To do » Count how many of the lines below contain the string "their", where case counts. Reply with the number alone.

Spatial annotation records

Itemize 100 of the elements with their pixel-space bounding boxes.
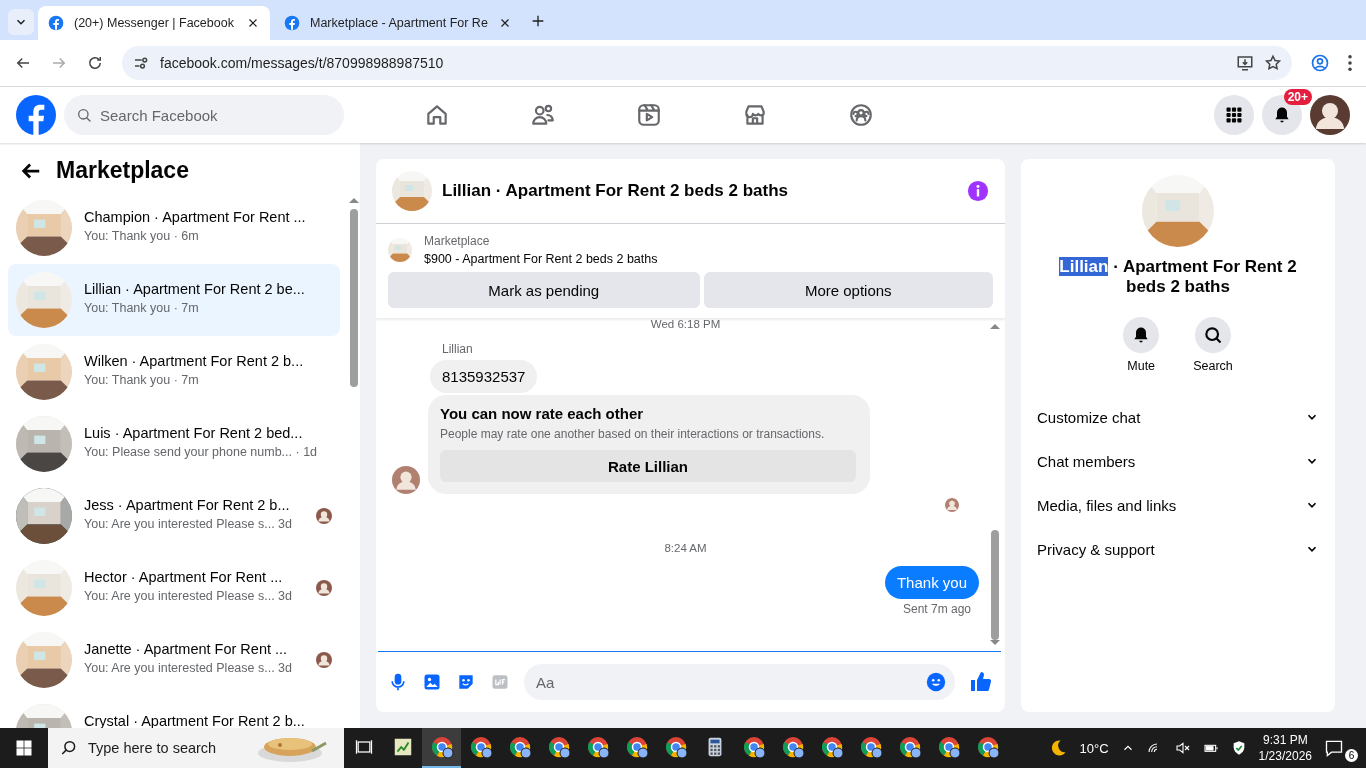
section-header[interactable]: Chat members — [1021, 439, 1335, 483]
mute-volume-icon — [1174, 740, 1191, 756]
message-preview: You: Are you interested Please s... 3d — [84, 517, 293, 531]
message-field[interactable]: Aa — [524, 664, 955, 700]
browser-icon — [663, 735, 688, 759]
photo-icon — [422, 672, 442, 692]
facebook-icon — [48, 15, 64, 31]
message-preview: You: Please send your phone numb... · 1d — [84, 445, 319, 459]
conversation-item[interactable]: Janette · Apartment For Rent ... You: Are you interested Please s... 3d — [8, 624, 340, 696]
scrollbar-thumb[interactable] — [991, 530, 999, 640]
panel-title: Marketplace — [56, 157, 189, 184]
browser-icon — [624, 735, 649, 759]
action-label: Mute — [1127, 359, 1156, 373]
groups-icon — [848, 102, 874, 128]
browser-tab[interactable]: (20+) Messenger | Facebook — [38, 6, 270, 40]
section-header[interactable]: Customize chat — [1021, 395, 1335, 439]
browser-icon — [936, 735, 961, 759]
notification-count: 6 — [1345, 749, 1358, 762]
menu-button[interactable] — [1214, 95, 1254, 135]
section-header[interactable]: Media, files and links — [1021, 483, 1335, 527]
search-field[interactable]: Search Facebook — [64, 95, 344, 135]
browser-icon — [546, 735, 571, 759]
info-icon — [967, 180, 989, 202]
scroll-up-icon — [990, 324, 1000, 329]
sticker-icon — [456, 672, 476, 692]
gif-icon — [490, 672, 510, 692]
conversation-name: Luis · Apartment For Rent 2 bed... — [84, 425, 304, 441]
conversation-item[interactable]: Champion · Apartment For Rent ... You: Thank you · 6m — [8, 192, 340, 264]
conversation-name: Lillian · Apartment For Rent 2 be... — [84, 281, 306, 297]
listing-label: Marketplace — [424, 234, 491, 248]
browser-icon — [858, 735, 883, 759]
message-preview: You: Are you interested Please s... 3d — [84, 661, 293, 675]
scroll-up-icon — [349, 198, 359, 203]
tab-list-button[interactable] — [8, 9, 34, 35]
conversation-item[interactable]: Wilken · Apartment For Rent 2 b... You: Thank you · 7m — [8, 336, 340, 408]
microphone-icon — [388, 672, 408, 692]
message-preview: You: Thank you · 6m — [84, 229, 200, 243]
card-title: You can now rate each other — [440, 405, 645, 422]
avatar — [945, 498, 959, 512]
browser-icon — [780, 735, 805, 759]
card-text: People may rate one another based on their interactions or transactions. — [440, 427, 826, 441]
browser-icon — [897, 735, 922, 759]
star-icon — [1264, 54, 1282, 72]
message-bubble: Thank you — [884, 566, 979, 599]
action-label: Search — [1193, 359, 1233, 373]
emoji-icon — [925, 671, 947, 693]
browser-icon — [585, 735, 610, 759]
profile-icon — [1310, 53, 1330, 73]
notification-center-button[interactable] — [1324, 738, 1344, 758]
clock-date: 1/23/2026 — [1258, 748, 1312, 764]
listing-title: $900 - Apartment For Rent 2 beds 2 baths — [424, 252, 658, 266]
conversation-name: Jess · Apartment For Rent 2 b... — [84, 497, 291, 513]
conversation-name: Champion · Apartment For Rent ... — [84, 209, 307, 225]
weather-text: 10°C — [1079, 740, 1109, 756]
browser-tab[interactable]: Marketplace - Apartment For Re — [274, 6, 522, 40]
browser-icon — [468, 735, 493, 759]
conversation-name: Hector · Apartment For Rent ... — [84, 569, 284, 585]
message-status: Sent 7m ago — [902, 602, 971, 616]
message-icon — [1324, 738, 1344, 758]
taskbar-app[interactable] — [422, 728, 461, 768]
section-header[interactable]: Privacy & support — [1021, 527, 1335, 571]
scrollbar-thumb[interactable] — [350, 209, 358, 387]
install-icon — [1236, 54, 1254, 72]
conversation-name: Wilken · Apartment For Rent 2 b... — [84, 353, 305, 369]
store-icon — [742, 102, 768, 128]
friends-icon — [530, 102, 556, 128]
conversation-item[interactable]: Jess · Apartment For Rent 2 b... You: Are you interested Please s... 3d — [8, 480, 340, 552]
avatar — [392, 466, 420, 494]
action-button[interactable]: More options — [703, 272, 993, 308]
timestamp: 8:24 AM — [664, 542, 707, 554]
chat-title: Lillian · Apartment For Rent 2 beds 2 baths — [442, 181, 790, 201]
url-text: facebook.com/messages/t/870998988987510 — [160, 55, 445, 71]
windows-icon — [15, 739, 33, 757]
address-bar[interactable]: facebook.com/messages/t/870998988987510 — [122, 46, 1292, 80]
conversation-item[interactable]: Luis · Apartment For Rent 2 bed... You: Please send your phone numb... · 1d — [8, 408, 340, 480]
more-icon — [1348, 55, 1352, 71]
browser-icon — [429, 735, 454, 759]
notification-badge: 20+ — [1283, 89, 1312, 105]
message-preview: You: Are you interested Please s... 3d — [84, 589, 293, 603]
message-preview: You: Thank you · 7m — [84, 373, 200, 387]
search-button[interactable] — [1195, 317, 1231, 353]
home-icon — [424, 102, 450, 128]
rate-button[interactable]: Rate Lillian — [440, 450, 856, 482]
timestamp: Wed 6:18 PM — [650, 318, 721, 330]
mute-button[interactable] — [1123, 317, 1160, 353]
search-icon — [1203, 325, 1223, 345]
search-icon — [76, 107, 92, 123]
message-bubble: 8135932537 — [430, 360, 538, 393]
thumbs-up-icon — [969, 670, 993, 694]
conversation-item[interactable]: Lillian · Apartment For Rent 2 be... You: Thank you · 7m — [8, 264, 340, 336]
conversation-item[interactable]: Hector · Apartment For Rent ... You: Are you interested Please s... 3d — [8, 552, 340, 624]
browser-icon — [975, 735, 1000, 759]
conversation-title: Lillian · Apartment For Rent 2 beds 2 baths — [1058, 257, 1298, 297]
search-icon — [60, 739, 78, 757]
browser-icon — [741, 735, 766, 759]
clock-time: 9:31 PM — [1262, 732, 1308, 748]
grid-icon — [1224, 105, 1244, 125]
task-view-icon — [353, 737, 374, 757]
action-button[interactable]: Mark as pending — [388, 272, 700, 308]
reload-icon — [86, 54, 104, 72]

Response below » 2